> Record set:
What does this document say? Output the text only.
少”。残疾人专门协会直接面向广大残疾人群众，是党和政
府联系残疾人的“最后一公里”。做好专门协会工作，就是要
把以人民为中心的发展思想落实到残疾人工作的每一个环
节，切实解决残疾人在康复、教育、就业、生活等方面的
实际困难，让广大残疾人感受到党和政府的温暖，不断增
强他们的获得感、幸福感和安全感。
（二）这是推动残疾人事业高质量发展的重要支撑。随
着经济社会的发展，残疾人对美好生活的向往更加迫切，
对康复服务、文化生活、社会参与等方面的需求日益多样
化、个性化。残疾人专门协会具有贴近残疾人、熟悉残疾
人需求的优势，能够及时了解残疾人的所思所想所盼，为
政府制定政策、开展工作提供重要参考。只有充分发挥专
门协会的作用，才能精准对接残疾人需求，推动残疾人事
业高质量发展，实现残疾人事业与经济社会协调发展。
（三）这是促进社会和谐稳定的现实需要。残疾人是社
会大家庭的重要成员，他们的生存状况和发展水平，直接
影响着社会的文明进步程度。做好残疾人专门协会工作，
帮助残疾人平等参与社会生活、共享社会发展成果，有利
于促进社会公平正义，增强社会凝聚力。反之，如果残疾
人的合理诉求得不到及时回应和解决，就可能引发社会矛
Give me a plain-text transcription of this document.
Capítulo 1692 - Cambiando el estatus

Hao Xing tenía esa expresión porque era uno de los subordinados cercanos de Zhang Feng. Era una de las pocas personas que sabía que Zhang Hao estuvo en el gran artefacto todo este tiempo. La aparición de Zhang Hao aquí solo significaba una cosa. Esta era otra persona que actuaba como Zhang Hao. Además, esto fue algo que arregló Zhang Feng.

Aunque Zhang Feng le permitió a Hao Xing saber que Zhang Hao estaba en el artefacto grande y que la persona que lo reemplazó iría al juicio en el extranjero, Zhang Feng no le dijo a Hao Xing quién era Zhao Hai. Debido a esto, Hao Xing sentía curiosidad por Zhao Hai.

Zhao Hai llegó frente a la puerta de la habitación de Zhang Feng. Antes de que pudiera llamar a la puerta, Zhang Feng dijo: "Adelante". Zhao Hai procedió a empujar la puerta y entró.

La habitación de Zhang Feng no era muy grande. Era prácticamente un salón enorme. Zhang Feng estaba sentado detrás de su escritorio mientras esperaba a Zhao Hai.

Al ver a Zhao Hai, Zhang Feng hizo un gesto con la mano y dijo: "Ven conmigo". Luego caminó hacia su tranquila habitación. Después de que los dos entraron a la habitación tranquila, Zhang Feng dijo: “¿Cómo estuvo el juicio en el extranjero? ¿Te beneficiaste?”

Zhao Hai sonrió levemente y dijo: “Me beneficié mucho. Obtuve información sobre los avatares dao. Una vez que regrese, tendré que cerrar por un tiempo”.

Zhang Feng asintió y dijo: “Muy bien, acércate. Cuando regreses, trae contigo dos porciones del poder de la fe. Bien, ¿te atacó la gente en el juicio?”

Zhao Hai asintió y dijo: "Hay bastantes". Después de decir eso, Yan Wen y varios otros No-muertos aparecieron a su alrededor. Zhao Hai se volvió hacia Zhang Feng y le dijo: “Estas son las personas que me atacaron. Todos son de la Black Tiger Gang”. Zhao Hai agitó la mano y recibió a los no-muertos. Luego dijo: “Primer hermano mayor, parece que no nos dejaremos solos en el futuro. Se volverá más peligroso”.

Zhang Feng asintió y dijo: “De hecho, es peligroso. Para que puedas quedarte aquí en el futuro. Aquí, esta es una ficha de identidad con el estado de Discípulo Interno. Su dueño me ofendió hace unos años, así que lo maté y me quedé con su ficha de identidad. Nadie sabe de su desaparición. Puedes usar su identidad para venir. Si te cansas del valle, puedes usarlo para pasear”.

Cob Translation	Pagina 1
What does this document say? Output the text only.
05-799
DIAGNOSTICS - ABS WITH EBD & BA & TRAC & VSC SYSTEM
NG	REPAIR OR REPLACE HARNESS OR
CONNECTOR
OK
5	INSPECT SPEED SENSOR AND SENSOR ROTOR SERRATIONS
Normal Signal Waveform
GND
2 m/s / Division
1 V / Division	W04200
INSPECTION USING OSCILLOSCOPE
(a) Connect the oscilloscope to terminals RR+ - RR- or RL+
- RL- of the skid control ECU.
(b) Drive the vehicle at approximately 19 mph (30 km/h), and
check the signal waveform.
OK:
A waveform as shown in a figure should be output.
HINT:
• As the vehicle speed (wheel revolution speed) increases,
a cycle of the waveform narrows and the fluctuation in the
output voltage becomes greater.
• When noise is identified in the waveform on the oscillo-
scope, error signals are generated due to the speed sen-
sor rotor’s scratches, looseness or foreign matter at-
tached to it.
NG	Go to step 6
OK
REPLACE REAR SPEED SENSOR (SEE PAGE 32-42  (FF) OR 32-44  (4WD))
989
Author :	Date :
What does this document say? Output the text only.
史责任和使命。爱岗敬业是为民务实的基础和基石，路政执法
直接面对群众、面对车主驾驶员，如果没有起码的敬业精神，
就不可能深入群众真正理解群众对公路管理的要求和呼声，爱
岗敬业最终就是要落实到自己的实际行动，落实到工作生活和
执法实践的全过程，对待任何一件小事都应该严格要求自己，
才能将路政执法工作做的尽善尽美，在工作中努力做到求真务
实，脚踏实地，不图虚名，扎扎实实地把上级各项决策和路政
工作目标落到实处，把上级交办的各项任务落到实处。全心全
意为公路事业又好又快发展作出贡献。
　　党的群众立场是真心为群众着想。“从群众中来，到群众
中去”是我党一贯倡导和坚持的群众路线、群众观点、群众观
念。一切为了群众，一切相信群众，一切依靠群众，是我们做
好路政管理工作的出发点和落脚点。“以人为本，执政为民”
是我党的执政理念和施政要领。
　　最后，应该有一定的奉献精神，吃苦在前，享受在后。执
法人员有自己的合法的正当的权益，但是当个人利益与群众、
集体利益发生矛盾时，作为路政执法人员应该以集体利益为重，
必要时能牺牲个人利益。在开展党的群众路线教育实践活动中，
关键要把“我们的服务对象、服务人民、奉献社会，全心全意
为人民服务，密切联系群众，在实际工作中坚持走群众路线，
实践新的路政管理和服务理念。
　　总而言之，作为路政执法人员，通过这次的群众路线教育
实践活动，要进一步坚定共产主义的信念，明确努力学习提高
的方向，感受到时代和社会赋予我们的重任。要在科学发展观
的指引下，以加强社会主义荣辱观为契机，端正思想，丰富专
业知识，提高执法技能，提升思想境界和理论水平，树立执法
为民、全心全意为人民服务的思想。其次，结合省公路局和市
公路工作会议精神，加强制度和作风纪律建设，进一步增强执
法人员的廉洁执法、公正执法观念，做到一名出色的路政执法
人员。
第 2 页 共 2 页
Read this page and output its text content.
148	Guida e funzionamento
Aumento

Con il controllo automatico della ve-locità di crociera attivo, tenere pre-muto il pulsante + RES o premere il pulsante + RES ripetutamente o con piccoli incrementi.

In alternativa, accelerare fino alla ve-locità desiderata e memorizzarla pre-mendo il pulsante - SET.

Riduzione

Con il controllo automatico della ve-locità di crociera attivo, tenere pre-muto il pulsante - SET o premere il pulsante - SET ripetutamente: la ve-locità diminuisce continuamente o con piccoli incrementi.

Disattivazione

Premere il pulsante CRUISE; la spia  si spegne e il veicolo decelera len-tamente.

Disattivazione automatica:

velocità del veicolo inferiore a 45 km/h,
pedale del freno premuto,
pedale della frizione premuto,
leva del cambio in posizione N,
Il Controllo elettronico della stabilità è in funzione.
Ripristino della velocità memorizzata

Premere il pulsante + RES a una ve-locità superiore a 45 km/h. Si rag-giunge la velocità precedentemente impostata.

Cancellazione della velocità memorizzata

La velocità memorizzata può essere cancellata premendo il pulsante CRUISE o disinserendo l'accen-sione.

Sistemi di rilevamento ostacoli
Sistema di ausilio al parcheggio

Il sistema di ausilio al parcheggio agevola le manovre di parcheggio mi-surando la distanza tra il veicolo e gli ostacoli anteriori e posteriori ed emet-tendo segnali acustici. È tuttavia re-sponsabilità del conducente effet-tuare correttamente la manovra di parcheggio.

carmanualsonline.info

> What is needed: Select every line above that contains the word "aquí", and copy it.

> Correct answer:
Hao Xing tenía esa expresión porque era uno de los subordinados cercanos de Zhang Feng. Era una de las pocas personas que sabía que Zhang Hao estuvo en el gran artefacto todo este tiempo. La aparición de Zhang Hao aquí solo significaba una cosa. Esta era otra persona que actuaba como Zhang Hao. Además, esto fue algo que arregló Zhang Feng.
Zhang Feng asintió y dijo: “De hecho, es peligroso. Para que puedas quedarte aquí en el futuro. Aquí, esta es una ficha de identidad con el estado de Discípulo Interno. Su dueño me ofendió hace unos años, así que lo maté y me quedé con su ficha de identidad. Nadie sabe de su desaparición. Puedes usar su identidad para venir. Si te cansas del valle, puedes usarlo para pasear”.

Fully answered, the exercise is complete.